→ **EXERCISE TASK**: Return the passage below about crime and ghost guns in Maryland, word for word and in full.

→ **PROVIDED PASSAGE**:
+ + + +

Maryland's state legislative session starts Wednesday, and crime is expected to be a major focus with crime rates increasing in Maryland's cities and suburbs.

"Unfortunately, we have seen a dramatic increase in crime all around the country and certainly in this region," Prince George’s County State’s Attorney Aisha Braveboy said.
Prince George's County's murder rate doubled last year. Braveboy says the proliferation of untraceable ghost guns is making prosecution tougher in some cases.

“We don't have regulations around the requirements for the manufacturers of the ghost guns," she said.

According to the state's attorney's office, in 2020, 167 cases involved ghost guns. That number increased to 209 last year.

Braveboy says she wants the guns, which can be made by kits and 3D printers, to have serial numbers that can be traced. That's not required now.

“We know that there are manufacturers out there, but right now they are operating within the law,” she said. “The law is insufficient to protect the public, and that's why we want to change the law."

+ + + +

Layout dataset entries
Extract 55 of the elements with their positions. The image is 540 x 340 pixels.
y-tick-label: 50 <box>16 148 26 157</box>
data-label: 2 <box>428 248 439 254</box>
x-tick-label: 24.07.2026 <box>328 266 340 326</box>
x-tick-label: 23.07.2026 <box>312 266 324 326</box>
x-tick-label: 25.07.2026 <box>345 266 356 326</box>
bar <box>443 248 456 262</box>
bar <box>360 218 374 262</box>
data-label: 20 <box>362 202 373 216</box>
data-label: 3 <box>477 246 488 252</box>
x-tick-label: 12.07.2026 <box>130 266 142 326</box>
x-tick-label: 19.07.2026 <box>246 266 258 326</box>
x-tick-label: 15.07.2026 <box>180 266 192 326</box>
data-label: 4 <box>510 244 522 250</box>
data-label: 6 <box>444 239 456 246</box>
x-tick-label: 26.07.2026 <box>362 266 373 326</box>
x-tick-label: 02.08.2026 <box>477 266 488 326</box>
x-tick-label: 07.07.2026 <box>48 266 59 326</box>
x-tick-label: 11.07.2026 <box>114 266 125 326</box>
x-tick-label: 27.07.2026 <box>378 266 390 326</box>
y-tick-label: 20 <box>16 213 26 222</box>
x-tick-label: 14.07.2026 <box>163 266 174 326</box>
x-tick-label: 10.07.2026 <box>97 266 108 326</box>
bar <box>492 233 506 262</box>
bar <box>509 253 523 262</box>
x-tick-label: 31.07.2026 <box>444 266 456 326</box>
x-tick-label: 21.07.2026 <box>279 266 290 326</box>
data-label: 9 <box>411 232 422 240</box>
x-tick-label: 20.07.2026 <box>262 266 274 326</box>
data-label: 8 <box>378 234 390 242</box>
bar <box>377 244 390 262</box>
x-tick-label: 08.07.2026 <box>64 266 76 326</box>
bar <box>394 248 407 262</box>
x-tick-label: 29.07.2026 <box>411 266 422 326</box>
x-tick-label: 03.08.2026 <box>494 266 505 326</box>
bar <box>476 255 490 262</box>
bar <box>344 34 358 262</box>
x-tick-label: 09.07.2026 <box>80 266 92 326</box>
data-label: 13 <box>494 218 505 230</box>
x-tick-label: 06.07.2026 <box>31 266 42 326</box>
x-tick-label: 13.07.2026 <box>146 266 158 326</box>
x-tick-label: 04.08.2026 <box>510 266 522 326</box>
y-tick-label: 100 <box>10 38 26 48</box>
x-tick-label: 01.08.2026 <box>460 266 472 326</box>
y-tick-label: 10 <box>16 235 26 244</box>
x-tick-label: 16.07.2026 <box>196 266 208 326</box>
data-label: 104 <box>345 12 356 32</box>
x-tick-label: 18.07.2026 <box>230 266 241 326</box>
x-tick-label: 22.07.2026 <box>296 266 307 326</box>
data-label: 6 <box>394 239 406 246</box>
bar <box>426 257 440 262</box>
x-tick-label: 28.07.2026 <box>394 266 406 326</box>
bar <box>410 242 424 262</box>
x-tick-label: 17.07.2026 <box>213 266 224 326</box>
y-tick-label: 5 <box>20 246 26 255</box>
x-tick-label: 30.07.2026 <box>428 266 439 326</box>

+ + + +

→ **EXERCISE ANSWER**:
Maryland's state legislative session starts Wednesday, and crime is expected to be a major focus with crime rates increasing in Maryland's cities and suburbs.

"Unfortunately, we have seen a dramatic increase in crime all around the country and certainly in this region," Prince George’s County State’s Attorney Aisha Braveboy said.
Prince George's County's murder rate doubled last year. Braveboy says the proliferation of untraceable ghost guns is making prosecution tougher in some cases.

“We don't have regulations around the requirements for the manufacturers of the ghost guns," she said.

According to the state's attorney's office, in 2020, 167 cases involved ghost guns. That number increased to 209 last year.

Braveboy says she wants the guns, which can be made by kits and 3D printers, to have serial numbers that can be traced. That's not required now.

“We know that there are manufacturers out there, but right now they are operating within the law,” she said. “The law is insufficient to protect the public, and that's why we want to change the law."